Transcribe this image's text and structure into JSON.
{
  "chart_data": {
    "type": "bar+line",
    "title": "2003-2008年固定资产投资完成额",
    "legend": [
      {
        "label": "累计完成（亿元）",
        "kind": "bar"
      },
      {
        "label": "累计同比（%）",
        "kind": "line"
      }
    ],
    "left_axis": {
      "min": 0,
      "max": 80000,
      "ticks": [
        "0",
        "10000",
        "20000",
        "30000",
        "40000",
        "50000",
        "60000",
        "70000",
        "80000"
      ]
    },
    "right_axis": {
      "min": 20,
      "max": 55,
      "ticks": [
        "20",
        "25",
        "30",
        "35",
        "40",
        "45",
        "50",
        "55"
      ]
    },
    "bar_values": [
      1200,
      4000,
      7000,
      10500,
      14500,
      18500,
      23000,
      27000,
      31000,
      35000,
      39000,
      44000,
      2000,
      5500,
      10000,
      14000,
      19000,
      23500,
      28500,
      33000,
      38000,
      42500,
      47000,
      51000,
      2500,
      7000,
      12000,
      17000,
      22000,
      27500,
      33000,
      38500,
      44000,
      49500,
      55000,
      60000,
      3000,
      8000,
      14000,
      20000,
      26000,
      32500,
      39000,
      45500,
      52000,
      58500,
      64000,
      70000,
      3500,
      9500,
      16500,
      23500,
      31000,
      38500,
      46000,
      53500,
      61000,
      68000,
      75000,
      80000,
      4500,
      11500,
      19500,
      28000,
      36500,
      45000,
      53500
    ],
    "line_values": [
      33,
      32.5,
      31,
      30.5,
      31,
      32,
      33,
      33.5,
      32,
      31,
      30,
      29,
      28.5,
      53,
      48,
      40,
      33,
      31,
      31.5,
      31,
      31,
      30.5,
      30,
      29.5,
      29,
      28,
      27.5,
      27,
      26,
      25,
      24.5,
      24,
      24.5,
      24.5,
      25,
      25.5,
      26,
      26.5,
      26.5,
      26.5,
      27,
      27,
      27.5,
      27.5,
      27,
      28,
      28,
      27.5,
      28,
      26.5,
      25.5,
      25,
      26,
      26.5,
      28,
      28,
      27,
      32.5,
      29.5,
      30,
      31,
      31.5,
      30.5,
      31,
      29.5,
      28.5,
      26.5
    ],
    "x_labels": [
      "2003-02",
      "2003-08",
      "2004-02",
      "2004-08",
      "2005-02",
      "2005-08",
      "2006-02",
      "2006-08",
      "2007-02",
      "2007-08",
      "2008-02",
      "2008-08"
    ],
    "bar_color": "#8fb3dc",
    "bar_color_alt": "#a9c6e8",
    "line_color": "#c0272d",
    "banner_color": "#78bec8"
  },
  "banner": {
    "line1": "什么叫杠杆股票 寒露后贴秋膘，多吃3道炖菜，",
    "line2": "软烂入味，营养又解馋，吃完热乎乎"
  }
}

———

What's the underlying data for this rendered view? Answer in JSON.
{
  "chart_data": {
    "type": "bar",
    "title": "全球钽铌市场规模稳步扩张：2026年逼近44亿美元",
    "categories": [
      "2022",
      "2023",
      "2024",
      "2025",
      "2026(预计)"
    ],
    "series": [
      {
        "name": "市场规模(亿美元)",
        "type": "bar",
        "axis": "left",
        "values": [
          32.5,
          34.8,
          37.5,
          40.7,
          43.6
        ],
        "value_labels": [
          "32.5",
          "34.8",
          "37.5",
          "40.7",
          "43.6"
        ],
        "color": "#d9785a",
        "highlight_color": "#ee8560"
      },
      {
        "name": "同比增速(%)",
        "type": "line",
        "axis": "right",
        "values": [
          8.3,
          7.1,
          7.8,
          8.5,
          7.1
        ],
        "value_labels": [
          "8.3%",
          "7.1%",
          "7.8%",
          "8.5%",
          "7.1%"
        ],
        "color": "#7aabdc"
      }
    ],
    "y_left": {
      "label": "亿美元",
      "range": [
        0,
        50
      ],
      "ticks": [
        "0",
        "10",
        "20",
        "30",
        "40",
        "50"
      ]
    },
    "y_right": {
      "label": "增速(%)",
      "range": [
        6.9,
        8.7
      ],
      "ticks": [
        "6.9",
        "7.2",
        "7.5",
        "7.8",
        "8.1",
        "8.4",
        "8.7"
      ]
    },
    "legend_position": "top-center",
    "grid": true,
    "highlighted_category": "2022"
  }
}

———

Given task: Search the records above for "this". Copy each line where it is found.

Final answer:
Transcribe this image's text and structure into JSON.
What's the underlying data for this rendered view? Answer in JSON.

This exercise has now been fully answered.